**Task requirements:** Count every line of the listing where the string "осей" occurs, and reply with the count alone.

— START OF Material provided —

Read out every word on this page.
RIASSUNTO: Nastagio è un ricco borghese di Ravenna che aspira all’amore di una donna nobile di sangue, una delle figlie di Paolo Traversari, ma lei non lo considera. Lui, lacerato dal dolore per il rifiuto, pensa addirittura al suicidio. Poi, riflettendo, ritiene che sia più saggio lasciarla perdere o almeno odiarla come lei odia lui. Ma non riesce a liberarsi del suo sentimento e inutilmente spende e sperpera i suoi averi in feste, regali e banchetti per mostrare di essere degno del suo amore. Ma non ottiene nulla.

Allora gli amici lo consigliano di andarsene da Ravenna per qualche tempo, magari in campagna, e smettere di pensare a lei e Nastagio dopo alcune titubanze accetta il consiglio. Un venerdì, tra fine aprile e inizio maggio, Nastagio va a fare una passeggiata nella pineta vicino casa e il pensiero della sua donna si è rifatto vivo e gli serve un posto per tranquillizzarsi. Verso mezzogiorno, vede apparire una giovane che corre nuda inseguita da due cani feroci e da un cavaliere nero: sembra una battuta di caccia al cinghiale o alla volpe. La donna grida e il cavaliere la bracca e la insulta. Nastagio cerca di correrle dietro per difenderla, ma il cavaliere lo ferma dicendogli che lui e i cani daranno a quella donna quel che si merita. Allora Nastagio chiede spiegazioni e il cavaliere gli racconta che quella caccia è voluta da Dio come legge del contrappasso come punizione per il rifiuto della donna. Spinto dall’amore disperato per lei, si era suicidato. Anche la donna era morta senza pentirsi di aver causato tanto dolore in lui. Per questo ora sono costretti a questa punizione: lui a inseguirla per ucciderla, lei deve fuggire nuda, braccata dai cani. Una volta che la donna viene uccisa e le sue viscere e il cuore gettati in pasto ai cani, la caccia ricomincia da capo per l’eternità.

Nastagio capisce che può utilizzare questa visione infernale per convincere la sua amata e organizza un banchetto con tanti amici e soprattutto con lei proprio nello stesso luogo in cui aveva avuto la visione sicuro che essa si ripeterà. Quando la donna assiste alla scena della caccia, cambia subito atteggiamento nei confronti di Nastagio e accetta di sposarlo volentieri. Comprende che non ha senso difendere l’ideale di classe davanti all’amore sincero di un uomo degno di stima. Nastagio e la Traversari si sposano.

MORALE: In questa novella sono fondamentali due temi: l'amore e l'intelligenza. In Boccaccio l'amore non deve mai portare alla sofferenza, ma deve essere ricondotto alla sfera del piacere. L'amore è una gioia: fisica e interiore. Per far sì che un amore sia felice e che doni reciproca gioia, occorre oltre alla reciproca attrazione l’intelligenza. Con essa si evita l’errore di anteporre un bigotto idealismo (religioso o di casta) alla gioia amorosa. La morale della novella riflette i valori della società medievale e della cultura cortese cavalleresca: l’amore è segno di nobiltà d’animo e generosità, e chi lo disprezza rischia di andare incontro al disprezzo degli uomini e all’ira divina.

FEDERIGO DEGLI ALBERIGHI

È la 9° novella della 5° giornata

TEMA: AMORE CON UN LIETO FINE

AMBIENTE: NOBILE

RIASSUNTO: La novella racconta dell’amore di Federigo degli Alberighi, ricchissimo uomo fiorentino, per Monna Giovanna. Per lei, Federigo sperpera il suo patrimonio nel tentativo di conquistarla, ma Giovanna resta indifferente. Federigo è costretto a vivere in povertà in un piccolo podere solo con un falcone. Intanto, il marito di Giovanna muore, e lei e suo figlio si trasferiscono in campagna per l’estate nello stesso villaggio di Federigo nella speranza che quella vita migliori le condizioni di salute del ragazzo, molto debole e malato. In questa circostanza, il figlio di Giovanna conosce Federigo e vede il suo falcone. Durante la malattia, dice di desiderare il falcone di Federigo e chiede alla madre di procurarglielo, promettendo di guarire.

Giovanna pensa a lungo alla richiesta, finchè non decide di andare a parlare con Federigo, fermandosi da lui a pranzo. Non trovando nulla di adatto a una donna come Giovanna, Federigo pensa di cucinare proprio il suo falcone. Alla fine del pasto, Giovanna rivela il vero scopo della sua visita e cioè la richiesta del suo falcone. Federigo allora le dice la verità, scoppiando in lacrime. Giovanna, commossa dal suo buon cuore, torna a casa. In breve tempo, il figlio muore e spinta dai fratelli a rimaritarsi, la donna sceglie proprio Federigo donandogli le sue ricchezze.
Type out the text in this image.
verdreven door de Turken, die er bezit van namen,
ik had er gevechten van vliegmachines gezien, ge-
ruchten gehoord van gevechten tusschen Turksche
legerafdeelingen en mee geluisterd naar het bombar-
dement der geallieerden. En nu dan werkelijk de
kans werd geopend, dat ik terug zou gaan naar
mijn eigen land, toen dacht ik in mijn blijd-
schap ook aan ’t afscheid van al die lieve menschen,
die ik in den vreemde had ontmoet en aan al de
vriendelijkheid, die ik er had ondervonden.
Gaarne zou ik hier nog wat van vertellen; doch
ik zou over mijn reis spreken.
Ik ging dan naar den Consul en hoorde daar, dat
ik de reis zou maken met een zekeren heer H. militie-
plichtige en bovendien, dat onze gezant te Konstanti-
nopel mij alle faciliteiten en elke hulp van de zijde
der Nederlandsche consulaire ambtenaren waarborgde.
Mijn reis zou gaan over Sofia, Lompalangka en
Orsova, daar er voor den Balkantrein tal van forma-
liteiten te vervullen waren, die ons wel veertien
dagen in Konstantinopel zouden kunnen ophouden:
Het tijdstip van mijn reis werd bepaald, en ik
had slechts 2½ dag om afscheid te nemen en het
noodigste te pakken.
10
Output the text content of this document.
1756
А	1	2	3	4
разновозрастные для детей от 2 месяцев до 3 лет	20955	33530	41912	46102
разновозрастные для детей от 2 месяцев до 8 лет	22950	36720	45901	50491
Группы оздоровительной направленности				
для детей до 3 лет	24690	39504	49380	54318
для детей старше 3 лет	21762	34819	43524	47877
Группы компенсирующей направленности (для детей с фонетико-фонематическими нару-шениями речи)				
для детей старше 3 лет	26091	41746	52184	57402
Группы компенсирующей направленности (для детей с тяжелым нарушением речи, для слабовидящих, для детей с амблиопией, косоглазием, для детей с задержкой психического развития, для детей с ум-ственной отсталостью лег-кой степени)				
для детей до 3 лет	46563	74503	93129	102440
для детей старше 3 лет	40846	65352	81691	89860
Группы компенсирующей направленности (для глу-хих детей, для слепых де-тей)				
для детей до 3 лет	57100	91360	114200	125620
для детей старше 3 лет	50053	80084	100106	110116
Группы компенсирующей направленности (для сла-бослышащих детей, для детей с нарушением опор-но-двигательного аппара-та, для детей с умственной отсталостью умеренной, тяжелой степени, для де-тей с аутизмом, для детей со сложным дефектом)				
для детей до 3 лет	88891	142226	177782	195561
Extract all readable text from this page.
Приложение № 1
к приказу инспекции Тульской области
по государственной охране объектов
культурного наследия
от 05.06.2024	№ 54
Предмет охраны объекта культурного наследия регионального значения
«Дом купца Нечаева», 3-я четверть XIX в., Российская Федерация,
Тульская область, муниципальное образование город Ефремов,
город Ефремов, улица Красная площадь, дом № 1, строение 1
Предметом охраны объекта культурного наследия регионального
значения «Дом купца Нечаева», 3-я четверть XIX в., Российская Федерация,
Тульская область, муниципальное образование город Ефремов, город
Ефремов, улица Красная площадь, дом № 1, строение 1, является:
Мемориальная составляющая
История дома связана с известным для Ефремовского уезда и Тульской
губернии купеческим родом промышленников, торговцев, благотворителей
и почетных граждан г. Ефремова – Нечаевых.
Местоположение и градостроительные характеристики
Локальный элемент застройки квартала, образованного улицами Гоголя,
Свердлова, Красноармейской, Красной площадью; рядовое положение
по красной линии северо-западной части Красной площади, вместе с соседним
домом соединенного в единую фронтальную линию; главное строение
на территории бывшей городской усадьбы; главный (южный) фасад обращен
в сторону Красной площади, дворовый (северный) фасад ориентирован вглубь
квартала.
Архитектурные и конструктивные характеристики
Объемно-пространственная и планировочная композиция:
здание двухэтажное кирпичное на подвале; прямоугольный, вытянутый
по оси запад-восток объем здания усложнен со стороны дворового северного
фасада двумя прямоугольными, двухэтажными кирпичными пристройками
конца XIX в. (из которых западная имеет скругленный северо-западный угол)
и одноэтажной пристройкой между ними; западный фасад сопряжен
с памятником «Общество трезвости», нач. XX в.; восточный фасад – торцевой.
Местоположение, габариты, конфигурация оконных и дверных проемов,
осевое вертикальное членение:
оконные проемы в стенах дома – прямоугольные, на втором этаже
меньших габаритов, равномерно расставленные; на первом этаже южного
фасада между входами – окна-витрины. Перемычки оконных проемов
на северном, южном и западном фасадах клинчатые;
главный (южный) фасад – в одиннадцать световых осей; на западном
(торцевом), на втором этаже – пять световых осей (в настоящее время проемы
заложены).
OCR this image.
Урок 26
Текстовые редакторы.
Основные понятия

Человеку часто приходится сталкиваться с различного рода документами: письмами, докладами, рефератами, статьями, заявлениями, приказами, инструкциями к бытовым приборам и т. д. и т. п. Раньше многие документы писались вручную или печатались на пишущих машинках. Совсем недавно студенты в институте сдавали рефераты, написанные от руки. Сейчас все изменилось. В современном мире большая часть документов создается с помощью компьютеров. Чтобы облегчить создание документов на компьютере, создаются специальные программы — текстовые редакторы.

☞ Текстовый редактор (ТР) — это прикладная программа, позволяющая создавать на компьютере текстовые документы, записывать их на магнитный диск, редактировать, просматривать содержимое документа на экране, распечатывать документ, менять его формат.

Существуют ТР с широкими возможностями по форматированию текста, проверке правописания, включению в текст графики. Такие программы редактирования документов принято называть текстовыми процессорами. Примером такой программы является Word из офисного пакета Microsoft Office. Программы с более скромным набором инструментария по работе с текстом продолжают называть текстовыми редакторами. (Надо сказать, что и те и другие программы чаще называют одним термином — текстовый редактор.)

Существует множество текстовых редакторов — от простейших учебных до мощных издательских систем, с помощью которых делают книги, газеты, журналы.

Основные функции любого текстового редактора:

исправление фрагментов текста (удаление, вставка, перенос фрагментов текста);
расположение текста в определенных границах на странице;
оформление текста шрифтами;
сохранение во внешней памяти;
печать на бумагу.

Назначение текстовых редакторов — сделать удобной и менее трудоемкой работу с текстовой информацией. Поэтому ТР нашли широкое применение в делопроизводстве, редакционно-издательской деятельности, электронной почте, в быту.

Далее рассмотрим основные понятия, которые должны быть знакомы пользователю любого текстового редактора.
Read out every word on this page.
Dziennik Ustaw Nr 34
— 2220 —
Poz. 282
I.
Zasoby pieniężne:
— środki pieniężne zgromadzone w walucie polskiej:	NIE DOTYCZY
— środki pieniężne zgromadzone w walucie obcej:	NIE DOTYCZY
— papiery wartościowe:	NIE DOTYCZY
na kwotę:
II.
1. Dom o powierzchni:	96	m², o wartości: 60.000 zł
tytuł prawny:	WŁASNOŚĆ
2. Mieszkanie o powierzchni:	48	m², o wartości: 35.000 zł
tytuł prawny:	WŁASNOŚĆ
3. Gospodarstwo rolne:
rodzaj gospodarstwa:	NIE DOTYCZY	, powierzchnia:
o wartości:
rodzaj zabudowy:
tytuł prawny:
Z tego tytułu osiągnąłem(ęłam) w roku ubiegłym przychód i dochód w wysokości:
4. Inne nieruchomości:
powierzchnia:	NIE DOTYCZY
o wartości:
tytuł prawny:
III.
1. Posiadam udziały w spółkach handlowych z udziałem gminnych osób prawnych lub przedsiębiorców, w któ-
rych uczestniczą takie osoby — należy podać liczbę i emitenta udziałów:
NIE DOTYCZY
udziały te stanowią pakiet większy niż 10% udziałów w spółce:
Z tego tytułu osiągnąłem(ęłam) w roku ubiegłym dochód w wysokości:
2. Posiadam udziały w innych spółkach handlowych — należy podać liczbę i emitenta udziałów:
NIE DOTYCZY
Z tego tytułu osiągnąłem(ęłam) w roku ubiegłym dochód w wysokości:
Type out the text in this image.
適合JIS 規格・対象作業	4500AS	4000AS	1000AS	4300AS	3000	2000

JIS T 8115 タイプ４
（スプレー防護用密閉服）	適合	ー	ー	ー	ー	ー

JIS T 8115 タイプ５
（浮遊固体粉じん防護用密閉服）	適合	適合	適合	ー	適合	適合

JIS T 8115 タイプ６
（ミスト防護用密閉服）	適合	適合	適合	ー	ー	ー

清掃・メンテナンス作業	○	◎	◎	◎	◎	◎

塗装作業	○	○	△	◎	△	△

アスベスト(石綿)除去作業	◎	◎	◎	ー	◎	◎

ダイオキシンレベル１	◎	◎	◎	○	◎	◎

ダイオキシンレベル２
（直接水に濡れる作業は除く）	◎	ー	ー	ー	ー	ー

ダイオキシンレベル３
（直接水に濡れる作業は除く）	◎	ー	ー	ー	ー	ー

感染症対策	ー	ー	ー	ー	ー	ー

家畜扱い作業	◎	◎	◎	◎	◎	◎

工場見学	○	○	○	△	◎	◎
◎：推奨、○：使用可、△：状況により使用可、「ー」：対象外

— END OF Material provided —

**Answer to the task:** 2